### THE REQUEST
Check every line of the entries that follow, and copy the ones containing "JSON".

[Source records]
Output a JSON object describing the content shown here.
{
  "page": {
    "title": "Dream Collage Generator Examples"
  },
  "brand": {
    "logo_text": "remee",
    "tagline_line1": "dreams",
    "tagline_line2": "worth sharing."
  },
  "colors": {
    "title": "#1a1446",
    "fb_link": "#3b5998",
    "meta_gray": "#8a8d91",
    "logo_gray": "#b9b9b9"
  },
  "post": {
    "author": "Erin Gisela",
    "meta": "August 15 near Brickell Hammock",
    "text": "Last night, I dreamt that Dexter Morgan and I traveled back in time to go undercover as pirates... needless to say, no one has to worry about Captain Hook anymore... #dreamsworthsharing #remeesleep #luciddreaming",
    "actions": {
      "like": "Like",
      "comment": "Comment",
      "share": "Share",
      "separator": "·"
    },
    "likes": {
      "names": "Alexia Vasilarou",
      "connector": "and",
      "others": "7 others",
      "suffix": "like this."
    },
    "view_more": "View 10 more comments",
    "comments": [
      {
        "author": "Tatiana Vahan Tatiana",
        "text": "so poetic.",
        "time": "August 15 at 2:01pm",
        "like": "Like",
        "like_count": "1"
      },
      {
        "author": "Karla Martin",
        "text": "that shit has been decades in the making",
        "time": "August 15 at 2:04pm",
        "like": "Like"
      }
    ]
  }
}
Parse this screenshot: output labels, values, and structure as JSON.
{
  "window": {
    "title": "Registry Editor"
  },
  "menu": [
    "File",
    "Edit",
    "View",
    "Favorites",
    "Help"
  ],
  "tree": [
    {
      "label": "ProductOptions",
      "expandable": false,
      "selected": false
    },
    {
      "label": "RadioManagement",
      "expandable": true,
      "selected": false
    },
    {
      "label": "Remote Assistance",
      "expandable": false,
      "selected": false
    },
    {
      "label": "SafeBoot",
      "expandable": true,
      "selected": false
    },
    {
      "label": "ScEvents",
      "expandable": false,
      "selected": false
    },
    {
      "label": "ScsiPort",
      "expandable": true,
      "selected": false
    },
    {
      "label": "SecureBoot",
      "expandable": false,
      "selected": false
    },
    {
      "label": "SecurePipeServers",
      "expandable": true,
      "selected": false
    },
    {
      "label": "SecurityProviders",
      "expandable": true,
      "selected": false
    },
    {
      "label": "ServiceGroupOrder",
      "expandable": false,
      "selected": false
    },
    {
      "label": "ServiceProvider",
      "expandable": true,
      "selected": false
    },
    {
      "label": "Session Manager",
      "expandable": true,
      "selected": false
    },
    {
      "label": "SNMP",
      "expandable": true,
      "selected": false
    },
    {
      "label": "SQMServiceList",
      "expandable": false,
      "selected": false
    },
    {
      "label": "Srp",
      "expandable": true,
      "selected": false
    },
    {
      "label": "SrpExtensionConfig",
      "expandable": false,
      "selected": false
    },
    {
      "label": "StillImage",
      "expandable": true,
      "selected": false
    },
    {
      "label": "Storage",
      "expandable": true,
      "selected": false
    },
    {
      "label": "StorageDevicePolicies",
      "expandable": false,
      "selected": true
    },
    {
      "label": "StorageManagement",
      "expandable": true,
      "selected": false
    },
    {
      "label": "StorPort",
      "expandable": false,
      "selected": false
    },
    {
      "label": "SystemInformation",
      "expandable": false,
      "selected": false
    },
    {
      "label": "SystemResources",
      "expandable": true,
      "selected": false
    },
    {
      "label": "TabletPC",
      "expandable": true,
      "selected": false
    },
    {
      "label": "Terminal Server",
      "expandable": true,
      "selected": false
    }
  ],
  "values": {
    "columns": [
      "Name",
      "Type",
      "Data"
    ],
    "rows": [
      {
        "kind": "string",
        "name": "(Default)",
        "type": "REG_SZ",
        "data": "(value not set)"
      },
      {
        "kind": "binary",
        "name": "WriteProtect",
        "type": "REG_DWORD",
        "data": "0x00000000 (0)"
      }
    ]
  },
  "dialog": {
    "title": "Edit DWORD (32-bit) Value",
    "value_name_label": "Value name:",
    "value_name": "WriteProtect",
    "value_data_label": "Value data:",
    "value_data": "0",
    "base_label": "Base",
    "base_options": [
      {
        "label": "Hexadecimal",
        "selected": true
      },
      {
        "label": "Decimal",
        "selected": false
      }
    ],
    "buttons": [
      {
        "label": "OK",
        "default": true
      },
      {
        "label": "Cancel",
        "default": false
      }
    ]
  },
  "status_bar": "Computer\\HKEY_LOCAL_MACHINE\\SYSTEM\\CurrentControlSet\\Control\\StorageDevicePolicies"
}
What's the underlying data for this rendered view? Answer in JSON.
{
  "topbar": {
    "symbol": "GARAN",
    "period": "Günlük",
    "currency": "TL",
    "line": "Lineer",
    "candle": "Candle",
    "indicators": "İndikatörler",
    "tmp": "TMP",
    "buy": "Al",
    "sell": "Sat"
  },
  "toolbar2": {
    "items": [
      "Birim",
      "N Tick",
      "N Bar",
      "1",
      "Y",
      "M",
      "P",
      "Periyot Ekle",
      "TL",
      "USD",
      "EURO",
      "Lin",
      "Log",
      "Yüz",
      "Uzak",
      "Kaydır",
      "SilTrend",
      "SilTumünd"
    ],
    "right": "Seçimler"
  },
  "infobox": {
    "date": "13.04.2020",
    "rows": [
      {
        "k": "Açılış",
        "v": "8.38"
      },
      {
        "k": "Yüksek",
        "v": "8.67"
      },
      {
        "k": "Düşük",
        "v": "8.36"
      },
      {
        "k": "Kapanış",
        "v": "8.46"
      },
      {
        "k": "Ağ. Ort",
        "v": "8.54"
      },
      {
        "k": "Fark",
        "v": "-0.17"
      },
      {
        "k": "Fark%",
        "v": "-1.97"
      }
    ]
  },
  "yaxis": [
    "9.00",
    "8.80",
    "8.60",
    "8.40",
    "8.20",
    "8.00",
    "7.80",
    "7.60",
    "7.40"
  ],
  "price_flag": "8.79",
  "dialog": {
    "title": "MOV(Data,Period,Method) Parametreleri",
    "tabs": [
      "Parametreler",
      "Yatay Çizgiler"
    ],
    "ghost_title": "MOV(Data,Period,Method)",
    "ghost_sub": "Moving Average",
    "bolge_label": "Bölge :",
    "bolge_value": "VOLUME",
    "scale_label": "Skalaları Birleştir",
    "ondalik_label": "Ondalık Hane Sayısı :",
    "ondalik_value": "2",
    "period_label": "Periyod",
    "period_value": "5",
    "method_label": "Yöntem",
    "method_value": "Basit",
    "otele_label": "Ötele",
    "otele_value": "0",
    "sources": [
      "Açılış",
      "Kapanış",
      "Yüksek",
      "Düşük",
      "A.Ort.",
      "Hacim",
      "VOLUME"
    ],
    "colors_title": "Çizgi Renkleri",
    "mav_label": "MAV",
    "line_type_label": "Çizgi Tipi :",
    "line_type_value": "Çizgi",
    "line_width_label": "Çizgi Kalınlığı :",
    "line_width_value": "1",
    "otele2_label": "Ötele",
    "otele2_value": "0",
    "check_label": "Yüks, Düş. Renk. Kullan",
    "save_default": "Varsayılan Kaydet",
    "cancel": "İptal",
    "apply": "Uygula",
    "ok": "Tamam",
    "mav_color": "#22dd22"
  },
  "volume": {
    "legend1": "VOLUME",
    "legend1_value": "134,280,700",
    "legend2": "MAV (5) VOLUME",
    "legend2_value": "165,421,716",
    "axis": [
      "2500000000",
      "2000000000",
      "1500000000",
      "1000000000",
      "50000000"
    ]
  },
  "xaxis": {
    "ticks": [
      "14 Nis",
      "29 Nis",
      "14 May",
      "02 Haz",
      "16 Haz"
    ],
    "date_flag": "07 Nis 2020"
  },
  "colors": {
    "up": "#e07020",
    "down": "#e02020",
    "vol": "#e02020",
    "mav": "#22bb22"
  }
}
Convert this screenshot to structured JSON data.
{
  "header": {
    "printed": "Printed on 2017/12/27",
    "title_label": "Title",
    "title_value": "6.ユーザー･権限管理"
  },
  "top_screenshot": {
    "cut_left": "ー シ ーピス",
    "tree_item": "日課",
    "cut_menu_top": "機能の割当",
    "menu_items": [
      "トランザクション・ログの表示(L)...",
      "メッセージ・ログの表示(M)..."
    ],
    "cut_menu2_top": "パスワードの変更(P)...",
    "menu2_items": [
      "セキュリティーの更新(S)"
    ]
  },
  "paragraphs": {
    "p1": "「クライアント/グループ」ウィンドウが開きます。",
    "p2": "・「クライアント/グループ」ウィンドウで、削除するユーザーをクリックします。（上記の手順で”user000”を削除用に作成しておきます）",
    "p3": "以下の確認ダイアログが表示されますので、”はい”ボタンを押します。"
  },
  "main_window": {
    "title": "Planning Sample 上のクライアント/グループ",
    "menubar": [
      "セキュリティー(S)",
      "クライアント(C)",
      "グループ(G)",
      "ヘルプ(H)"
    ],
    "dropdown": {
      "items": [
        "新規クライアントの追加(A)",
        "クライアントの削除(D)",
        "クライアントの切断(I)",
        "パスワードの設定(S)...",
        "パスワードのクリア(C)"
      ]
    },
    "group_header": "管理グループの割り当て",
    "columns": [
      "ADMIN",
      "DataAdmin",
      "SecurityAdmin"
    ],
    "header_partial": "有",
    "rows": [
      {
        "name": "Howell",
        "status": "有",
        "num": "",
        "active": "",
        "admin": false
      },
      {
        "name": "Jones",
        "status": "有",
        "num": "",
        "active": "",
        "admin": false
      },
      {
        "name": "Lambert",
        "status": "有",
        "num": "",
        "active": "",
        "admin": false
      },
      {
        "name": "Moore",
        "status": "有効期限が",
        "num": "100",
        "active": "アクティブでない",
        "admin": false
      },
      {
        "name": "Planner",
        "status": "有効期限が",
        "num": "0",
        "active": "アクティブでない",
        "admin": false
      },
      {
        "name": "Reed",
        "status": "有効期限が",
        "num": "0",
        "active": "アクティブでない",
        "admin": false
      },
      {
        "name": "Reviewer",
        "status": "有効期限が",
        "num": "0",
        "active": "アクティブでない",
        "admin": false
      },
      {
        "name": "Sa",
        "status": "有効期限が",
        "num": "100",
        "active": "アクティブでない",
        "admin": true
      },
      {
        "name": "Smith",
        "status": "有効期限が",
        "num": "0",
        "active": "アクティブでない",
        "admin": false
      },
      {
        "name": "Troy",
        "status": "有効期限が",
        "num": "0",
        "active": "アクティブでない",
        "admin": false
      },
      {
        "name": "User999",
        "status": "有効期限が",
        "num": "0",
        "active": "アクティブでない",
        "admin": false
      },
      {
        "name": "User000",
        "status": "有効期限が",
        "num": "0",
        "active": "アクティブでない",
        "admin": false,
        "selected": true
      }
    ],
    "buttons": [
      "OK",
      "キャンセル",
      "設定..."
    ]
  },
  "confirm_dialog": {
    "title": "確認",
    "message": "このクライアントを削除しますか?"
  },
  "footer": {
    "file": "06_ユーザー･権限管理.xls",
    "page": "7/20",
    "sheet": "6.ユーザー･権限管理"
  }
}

### RESULT
Output a JSON object describing the content shown here.
Parse this screenshot: output labels, values, and structure as JSON.
What's the underlying data for this rendered view? Answer in JSON.
Convert this screenshot to structured JSON data.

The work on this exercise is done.